_What is needed_
Everything from the line with "Give me a plain-text" to the end of the data should be restated word for word, and nothing before it.

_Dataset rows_
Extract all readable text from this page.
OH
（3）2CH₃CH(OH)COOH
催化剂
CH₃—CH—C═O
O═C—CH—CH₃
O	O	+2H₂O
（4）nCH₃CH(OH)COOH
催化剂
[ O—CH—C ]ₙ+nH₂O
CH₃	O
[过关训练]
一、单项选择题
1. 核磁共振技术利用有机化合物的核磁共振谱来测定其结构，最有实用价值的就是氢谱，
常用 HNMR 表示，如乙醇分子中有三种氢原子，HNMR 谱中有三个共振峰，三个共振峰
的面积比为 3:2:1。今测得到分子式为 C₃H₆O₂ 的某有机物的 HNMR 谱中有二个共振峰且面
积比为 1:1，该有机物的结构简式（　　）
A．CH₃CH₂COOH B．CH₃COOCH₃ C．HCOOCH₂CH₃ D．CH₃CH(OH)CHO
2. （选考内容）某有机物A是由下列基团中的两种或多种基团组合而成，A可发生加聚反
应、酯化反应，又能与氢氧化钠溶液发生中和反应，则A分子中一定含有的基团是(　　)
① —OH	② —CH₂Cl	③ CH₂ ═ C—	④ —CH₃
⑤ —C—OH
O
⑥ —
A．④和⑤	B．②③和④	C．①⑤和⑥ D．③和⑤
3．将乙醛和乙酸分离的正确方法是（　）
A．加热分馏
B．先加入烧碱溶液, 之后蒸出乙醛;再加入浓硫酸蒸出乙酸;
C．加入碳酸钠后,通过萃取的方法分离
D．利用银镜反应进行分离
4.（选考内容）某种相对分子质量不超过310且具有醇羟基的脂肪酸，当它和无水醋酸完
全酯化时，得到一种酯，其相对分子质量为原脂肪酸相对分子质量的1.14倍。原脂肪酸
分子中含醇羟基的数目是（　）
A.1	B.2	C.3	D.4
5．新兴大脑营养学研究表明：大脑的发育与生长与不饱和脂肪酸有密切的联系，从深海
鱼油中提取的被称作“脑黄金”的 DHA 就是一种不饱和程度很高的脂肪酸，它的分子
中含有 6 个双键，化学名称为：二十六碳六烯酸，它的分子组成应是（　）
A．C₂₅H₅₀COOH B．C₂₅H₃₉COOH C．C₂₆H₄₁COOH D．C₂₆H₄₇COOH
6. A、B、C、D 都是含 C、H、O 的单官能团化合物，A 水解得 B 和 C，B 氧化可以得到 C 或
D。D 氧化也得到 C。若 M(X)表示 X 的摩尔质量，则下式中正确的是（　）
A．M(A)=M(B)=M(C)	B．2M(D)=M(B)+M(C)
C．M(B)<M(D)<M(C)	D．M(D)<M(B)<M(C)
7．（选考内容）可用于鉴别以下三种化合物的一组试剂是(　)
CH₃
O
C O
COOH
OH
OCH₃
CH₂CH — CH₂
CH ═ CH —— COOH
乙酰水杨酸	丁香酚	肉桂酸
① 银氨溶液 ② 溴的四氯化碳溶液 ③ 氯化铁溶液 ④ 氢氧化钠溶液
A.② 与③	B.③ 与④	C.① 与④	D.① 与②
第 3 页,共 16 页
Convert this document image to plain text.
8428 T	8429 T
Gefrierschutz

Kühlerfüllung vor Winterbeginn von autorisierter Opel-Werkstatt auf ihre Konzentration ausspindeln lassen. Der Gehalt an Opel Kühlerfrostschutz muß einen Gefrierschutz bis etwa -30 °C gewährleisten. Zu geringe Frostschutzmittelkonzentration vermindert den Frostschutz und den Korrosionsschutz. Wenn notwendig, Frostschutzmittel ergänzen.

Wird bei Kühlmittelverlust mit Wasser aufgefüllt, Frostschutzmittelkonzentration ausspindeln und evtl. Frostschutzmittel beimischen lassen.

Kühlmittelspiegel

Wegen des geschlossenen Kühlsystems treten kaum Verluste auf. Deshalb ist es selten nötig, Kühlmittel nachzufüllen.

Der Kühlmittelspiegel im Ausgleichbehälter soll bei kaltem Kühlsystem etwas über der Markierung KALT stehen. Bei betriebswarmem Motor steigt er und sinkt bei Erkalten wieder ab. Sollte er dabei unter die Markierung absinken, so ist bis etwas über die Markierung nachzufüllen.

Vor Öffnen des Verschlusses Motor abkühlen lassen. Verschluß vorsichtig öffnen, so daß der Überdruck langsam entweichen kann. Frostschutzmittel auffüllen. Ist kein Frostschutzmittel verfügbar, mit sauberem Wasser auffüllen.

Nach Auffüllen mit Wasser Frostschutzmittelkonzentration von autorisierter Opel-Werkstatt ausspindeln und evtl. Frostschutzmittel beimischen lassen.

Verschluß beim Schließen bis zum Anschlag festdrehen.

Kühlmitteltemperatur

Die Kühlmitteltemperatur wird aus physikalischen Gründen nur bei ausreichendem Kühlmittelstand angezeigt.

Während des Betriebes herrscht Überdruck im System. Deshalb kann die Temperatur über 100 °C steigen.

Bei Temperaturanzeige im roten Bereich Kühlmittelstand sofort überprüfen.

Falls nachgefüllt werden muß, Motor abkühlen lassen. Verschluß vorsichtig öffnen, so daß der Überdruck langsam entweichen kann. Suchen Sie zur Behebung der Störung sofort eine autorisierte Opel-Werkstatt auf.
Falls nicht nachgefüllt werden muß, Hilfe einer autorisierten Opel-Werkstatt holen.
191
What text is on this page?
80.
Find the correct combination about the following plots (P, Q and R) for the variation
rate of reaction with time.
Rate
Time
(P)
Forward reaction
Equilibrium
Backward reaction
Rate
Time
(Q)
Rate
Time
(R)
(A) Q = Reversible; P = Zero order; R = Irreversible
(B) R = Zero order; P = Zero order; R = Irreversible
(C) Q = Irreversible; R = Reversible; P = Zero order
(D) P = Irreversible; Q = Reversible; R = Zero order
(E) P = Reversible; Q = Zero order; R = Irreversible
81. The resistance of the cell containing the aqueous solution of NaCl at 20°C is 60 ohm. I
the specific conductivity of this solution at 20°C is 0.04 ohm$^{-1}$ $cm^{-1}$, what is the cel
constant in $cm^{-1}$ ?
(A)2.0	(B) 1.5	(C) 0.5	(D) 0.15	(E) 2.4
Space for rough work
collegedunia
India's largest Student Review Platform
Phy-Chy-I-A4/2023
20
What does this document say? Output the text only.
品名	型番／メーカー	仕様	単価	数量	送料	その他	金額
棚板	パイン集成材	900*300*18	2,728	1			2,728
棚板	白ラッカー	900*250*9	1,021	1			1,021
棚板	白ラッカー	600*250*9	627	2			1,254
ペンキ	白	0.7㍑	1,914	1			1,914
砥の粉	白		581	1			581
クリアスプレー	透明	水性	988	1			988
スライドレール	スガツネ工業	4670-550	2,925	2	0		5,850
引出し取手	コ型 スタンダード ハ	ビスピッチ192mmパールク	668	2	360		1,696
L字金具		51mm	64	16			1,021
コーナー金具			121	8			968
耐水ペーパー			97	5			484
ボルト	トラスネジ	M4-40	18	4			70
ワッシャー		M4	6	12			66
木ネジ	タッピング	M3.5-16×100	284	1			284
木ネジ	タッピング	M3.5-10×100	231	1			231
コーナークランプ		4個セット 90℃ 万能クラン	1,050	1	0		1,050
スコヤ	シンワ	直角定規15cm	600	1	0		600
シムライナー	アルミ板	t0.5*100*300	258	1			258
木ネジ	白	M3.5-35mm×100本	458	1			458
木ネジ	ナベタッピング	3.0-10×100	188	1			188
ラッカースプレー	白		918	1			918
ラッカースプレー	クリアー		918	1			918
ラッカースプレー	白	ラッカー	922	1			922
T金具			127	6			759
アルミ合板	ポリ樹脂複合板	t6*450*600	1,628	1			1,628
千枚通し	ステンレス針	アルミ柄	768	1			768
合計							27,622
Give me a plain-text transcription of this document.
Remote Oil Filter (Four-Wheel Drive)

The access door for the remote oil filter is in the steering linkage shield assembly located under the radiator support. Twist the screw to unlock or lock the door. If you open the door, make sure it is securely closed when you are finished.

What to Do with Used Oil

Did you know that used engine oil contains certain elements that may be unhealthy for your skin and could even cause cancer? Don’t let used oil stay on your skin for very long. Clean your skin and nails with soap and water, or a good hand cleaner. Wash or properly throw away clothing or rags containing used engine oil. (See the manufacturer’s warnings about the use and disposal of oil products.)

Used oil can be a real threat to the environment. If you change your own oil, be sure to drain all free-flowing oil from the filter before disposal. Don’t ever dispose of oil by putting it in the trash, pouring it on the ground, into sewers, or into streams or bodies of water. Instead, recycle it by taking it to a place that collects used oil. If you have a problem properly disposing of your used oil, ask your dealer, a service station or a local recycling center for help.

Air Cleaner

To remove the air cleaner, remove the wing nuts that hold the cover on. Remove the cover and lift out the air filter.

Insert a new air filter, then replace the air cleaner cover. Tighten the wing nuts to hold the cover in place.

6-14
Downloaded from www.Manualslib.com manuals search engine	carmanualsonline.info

_Exercise output_
Give me a plain-text transcription of this document.
Remote Oil Filter (Four-Wheel Drive)

The access door for the remote oil filter is in the steering linkage shield assembly located under the radiator support. Twist the screw to unlock or lock the door. If you open the door, make sure it is securely closed when you are finished.

What to Do with Used Oil

Did you know that used engine oil contains certain elements that may be unhealthy for your skin and could even cause cancer? Don’t let used oil stay on your skin for very long. Clean your skin and nails with soap and water, or a good hand cleaner. Wash or properly throw away clothing or rags containing used engine oil. (See the manufacturer’s warnings about the use and disposal of oil products.)

Used oil can be a real threat to the environment. If you change your own oil, be sure to drain all free-flowing oil from the filter before disposal. Don’t ever dispose of oil by putting it in the trash, pouring it on the ground, into sewers, or into streams or bodies of water. Instead, recycle it by taking it to a place that collects used oil. If you have a problem properly disposing of your used oil, ask your dealer, a service station or a local recycling center for help.

Air Cleaner

To remove the air cleaner, remove the wing nuts that hold the cover on. Remove the cover and lift out the air filter.

Insert a new air filter, then replace the air cleaner cover. Tighten the wing nuts to hold the cover in place.

6-14
Downloaded from www.Manualslib.com manuals search engine	carmanualsonline.info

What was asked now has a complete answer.